→ GOAL: Tally the lines that contain the string "SIZES" and give the number by itself.

· · · ·

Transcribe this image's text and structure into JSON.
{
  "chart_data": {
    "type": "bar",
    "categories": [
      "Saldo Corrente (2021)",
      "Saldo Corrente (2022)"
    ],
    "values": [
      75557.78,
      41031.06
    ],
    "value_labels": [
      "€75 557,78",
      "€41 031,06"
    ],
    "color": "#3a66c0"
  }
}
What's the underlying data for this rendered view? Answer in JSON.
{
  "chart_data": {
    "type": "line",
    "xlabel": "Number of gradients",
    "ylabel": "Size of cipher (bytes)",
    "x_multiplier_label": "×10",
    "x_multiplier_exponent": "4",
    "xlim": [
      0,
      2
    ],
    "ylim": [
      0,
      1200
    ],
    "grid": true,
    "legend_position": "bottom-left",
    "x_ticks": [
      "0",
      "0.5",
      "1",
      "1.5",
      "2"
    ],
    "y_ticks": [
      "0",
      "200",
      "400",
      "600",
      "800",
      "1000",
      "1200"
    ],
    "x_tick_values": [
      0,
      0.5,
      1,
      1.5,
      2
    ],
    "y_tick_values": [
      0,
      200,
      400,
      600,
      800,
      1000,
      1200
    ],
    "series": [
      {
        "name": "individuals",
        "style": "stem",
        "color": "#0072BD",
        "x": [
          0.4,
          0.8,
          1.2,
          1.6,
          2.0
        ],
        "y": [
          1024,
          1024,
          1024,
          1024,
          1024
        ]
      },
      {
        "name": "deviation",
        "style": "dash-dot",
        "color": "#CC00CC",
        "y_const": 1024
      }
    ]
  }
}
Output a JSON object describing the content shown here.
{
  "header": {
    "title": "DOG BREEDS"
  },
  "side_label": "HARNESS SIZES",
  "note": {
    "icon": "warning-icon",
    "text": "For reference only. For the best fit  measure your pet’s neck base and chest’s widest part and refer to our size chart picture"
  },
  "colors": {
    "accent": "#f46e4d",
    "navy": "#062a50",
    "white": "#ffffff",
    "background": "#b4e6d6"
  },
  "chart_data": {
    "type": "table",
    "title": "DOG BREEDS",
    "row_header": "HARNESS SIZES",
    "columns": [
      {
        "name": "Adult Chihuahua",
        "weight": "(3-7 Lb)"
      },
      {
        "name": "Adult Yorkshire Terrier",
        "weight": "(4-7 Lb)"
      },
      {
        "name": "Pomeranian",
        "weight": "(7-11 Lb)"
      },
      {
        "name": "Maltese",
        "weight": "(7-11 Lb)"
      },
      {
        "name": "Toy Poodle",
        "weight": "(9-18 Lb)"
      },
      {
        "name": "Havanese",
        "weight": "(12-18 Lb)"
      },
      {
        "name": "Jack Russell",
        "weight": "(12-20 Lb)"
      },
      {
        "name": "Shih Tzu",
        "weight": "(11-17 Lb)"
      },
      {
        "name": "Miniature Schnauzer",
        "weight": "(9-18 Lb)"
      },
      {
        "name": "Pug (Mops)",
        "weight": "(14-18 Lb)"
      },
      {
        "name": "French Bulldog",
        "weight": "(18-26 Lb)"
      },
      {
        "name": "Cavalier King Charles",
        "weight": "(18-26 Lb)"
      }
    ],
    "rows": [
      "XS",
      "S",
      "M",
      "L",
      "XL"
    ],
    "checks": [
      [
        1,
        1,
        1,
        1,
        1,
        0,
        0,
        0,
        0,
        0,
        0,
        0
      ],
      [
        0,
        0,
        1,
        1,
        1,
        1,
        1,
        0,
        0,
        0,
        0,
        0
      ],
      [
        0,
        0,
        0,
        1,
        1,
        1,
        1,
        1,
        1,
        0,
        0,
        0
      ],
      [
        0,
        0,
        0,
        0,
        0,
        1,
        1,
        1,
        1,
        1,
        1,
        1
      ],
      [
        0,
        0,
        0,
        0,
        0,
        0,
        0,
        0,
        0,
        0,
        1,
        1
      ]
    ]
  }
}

· · · ·

→ COMPLETE RESPONSE: 2